• Set problem
Rewrite every line of the entries below, swapping "Structured Finance" for "Structured Credit" wherever it appears and keeping everything else the same. Leave out the pictures.
[Begin]
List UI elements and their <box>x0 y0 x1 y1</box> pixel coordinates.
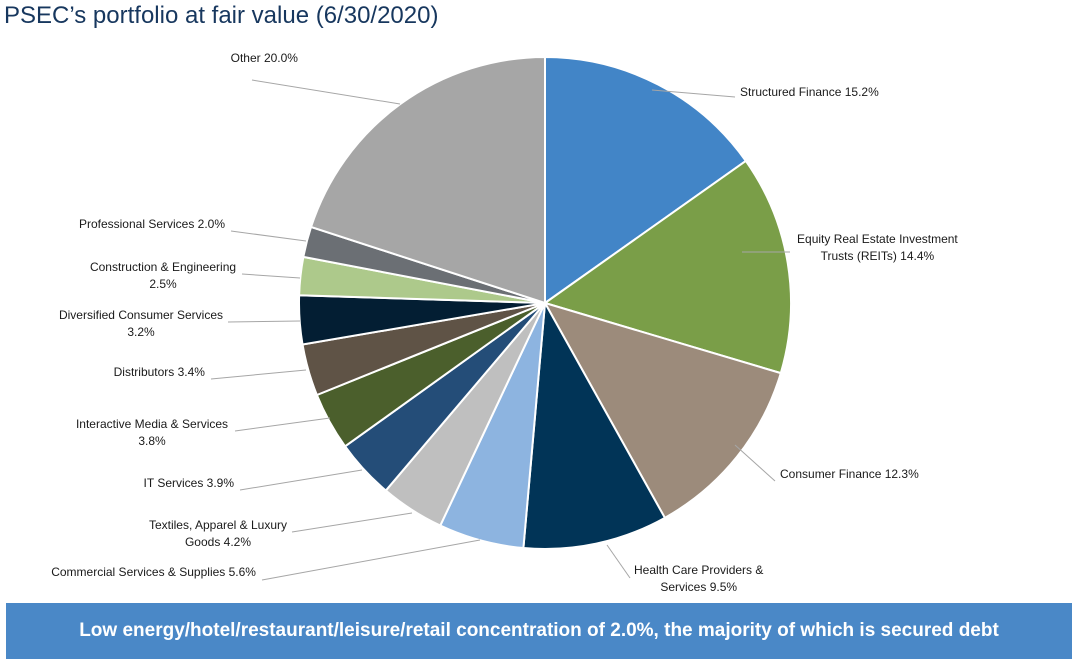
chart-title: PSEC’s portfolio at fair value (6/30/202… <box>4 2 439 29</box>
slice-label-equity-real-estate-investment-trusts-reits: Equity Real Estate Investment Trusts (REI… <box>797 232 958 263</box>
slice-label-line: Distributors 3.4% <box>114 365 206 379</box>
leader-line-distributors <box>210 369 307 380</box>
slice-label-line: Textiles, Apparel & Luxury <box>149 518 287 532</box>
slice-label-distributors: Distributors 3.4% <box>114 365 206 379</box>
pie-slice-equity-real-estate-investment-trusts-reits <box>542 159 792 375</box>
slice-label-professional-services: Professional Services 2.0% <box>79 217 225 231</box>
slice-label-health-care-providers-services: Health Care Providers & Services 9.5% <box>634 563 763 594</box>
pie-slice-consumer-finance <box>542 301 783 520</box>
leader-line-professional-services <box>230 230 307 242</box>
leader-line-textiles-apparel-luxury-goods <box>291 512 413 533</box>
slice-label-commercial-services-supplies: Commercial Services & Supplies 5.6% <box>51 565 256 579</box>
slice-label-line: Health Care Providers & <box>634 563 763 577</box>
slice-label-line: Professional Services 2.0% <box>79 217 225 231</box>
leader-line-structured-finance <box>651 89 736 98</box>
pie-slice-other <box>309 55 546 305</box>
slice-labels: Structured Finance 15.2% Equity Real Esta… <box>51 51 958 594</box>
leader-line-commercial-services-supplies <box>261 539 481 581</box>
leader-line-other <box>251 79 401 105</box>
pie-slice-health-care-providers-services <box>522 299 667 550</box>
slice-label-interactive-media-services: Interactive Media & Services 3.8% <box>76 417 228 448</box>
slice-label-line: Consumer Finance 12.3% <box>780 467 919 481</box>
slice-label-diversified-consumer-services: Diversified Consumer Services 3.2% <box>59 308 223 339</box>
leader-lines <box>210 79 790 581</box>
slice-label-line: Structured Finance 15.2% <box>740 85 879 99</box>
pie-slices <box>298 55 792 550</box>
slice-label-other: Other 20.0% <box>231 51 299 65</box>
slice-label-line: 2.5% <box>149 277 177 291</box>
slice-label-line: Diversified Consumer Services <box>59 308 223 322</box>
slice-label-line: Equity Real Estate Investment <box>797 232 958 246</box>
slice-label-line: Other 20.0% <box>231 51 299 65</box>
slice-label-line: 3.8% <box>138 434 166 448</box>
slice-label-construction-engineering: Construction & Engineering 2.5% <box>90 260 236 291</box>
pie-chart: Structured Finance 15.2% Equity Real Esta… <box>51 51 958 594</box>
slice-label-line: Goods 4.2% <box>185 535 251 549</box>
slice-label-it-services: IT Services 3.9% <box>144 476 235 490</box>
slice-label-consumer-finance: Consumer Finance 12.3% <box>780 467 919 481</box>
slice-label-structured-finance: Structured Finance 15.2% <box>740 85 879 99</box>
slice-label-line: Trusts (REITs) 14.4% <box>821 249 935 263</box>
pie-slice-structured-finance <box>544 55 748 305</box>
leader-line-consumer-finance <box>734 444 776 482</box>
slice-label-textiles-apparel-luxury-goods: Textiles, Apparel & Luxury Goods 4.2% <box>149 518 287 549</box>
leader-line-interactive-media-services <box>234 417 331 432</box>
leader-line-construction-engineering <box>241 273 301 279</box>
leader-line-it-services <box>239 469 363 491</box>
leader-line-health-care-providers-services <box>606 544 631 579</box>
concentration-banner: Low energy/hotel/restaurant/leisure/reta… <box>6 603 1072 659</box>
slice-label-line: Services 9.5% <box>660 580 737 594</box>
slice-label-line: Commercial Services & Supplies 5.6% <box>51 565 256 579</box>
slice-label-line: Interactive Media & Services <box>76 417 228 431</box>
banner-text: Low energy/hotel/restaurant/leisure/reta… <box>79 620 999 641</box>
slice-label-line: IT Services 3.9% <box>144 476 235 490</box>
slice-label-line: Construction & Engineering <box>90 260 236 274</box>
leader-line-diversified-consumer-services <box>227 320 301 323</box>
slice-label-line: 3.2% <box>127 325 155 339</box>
[End]
• Full output
List UI elements and their <box>x0 y0 x1 y1</box> pixel coordinates.
chart-title: PSEC’s portfolio at fair value (6/30/202… <box>4 2 439 29</box>
slice-label-equity-real-estate-investment-trusts-reits: Equity Real Estate Investment Trusts (REI… <box>797 232 958 263</box>
slice-label-line: Distributors 3.4% <box>114 365 206 379</box>
leader-line-distributors <box>210 369 307 380</box>
slice-label-line: Textiles, Apparel & Luxury <box>149 518 287 532</box>
slice-label-distributors: Distributors 3.4% <box>114 365 206 379</box>
pie-slice-equity-real-estate-investment-trusts-reits <box>542 159 792 375</box>
slice-label-professional-services: Professional Services 2.0% <box>79 217 225 231</box>
slice-label-health-care-providers-services: Health Care Providers & Services 9.5% <box>634 563 763 594</box>
pie-slice-consumer-finance <box>542 301 783 520</box>
leader-line-professional-services <box>230 230 307 242</box>
leader-line-textiles-apparel-luxury-goods <box>291 512 413 533</box>
slice-label-commercial-services-supplies: Commercial Services & Supplies 5.6% <box>51 565 256 579</box>
slice-label-line: Health Care Providers & <box>634 563 763 577</box>
slice-label-line: Professional Services 2.0% <box>79 217 225 231</box>
leader-line-structured-finance <box>651 89 736 98</box>
pie-slice-other <box>309 55 546 305</box>
slice-labels: Structured Credit 15.2% Equity Real Esta… <box>51 51 958 594</box>
leader-line-commercial-services-supplies <box>261 539 481 581</box>
leader-line-other <box>251 79 401 105</box>
pie-slice-health-care-providers-services <box>522 299 667 550</box>
slice-label-interactive-media-services: Interactive Media & Services 3.8% <box>76 417 228 448</box>
slice-label-line: Consumer Finance 12.3% <box>780 467 919 481</box>
slice-label-diversified-consumer-services: Diversified Consumer Services 3.2% <box>59 308 223 339</box>
leader-lines <box>210 79 790 581</box>
slice-label-line: Structured Credit 15.2% <box>740 85 879 99</box>
pie-slices <box>298 55 792 550</box>
slice-label-other: Other 20.0% <box>231 51 299 65</box>
slice-label-line: 2.5% <box>149 277 177 291</box>
slice-label-line: Diversified Consumer Services <box>59 308 223 322</box>
slice-label-line: Equity Real Estate Investment <box>797 232 958 246</box>
slice-label-line: Other 20.0% <box>231 51 299 65</box>
slice-label-line: 3.8% <box>138 434 166 448</box>
slice-label-construction-engineering: Construction & Engineering 2.5% <box>90 260 236 291</box>
pie-chart: Structured Credit 15.2% Equity Real Esta… <box>51 51 958 594</box>
slice-label-line: Goods 4.2% <box>185 535 251 549</box>
slice-label-it-services: IT Services 3.9% <box>144 476 235 490</box>
slice-label-consumer-finance: Consumer Finance 12.3% <box>780 467 919 481</box>
slice-label-structured-finance: Structured Credit 15.2% <box>740 85 879 99</box>
slice-label-line: Trusts (REITs) 14.4% <box>821 249 935 263</box>
pie-slice-structured-finance <box>544 55 748 305</box>
leader-line-consumer-finance <box>734 444 776 482</box>
slice-label-textiles-apparel-luxury-goods: Textiles, Apparel & Luxury Goods 4.2% <box>149 518 287 549</box>
leader-line-interactive-media-services <box>234 417 331 432</box>
leader-line-construction-engineering <box>241 273 301 279</box>
leader-line-it-services <box>239 469 363 491</box>
leader-line-health-care-providers-services <box>606 544 631 579</box>
concentration-banner: Low energy/hotel/restaurant/leisure/reta… <box>6 603 1072 659</box>
slice-label-line: Services 9.5% <box>660 580 737 594</box>
slice-label-line: Commercial Services & Supplies 5.6% <box>51 565 256 579</box>
slice-label-line: Interactive Media & Services <box>76 417 228 431</box>
banner-text: Low energy/hotel/restaurant/leisure/reta… <box>79 620 999 641</box>
slice-label-line: IT Services 3.9% <box>144 476 235 490</box>
slice-label-line: Construction & Engineering <box>90 260 236 274</box>
leader-line-diversified-consumer-services <box>227 320 301 323</box>
slice-label-line: 3.2% <box>127 325 155 339</box>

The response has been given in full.